- **Given problem**: Copy out each line of the listing that has the word "автомобильной" in it.

# Exercise material start

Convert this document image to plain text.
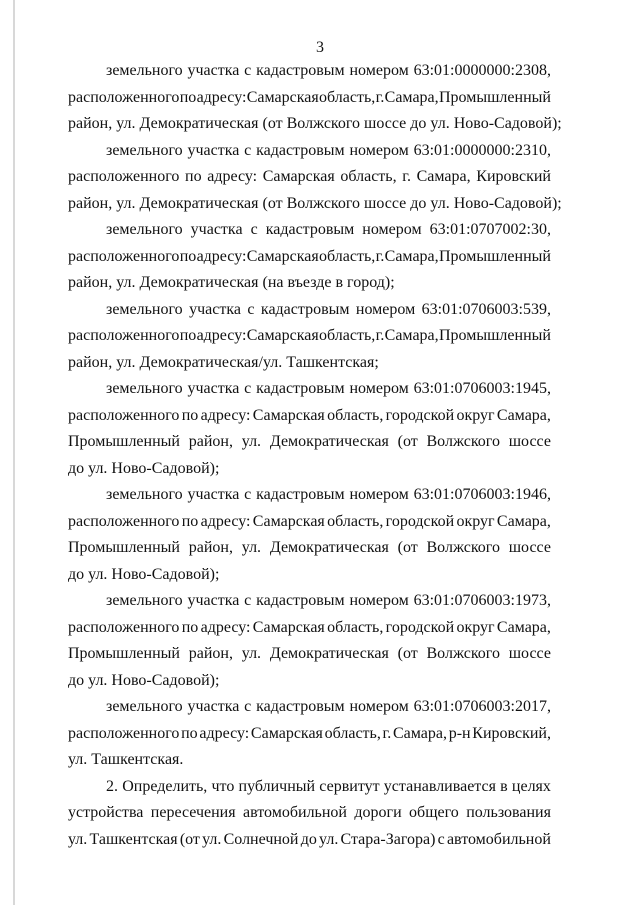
3
земельного участка с кадастровым номером 63:01:0000000:2308,
расположенного по адресу: Самарская область, г. Самара, Промышленный
район, ул. Демократическая (от Волжского шоссе до ул. Ново-Садовой);
земельного участка с кадастровым номером 63:01:0000000:2310,
расположенного по адресу: Самарская область, г. Самара, Кировский
район, ул. Демократическая (от Волжского шоссе до ул. Ново-Садовой);
земельного участка с кадастровым номером 63:01:0707002:30,
расположенного по адресу: Самарская область, г. Самара, Промышленный
район, ул. Демократическая (на въезде в город);
земельного участка с кадастровым номером 63:01:0706003:539,
расположенного по адресу: Самарская область, г. Самара, Промышленный
район, ул. Демократическая/ул. Ташкентская;
земельного участка с кадастровым номером 63:01:0706003:1945,
расположенного по адресу: Самарская область, городской округ Самара,
Промышленный район, ул. Демократическая (от Волжского шоссе
до ул. Ново-Садовой);
земельного участка с кадастровым номером 63:01:0706003:1946,
расположенного по адресу: Самарская область, городской округ Самара,
Промышленный район, ул. Демократическая (от Волжского шоссе
до ул. Ново-Садовой);
земельного участка с кадастровым номером 63:01:0706003:1973,
расположенного по адресу: Самарская область, городской округ Самара,
Промышленный район, ул. Демократическая (от Волжского шоссе
до ул. Ново-Садовой);
земельного участка с кадастровым номером 63:01:0706003:2017,
расположенного по адресу: Самарская область, г. Самара, р-н Кировский,
ул. Ташкентская.
2. Определить, что публичный сервитут устанавливается в целях
устройства пересечения автомобильной дороги общего пользования
ул. Ташкентская (от ул. Солнечной до ул. Стара-Загора) с автомобильной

# Exercise material end

- **Exercise response**:
устройства пересечения автомобильной дороги общего пользования
ул. Ташкентская (от ул. Солнечной до ул. Стара-Загора) с автомобильной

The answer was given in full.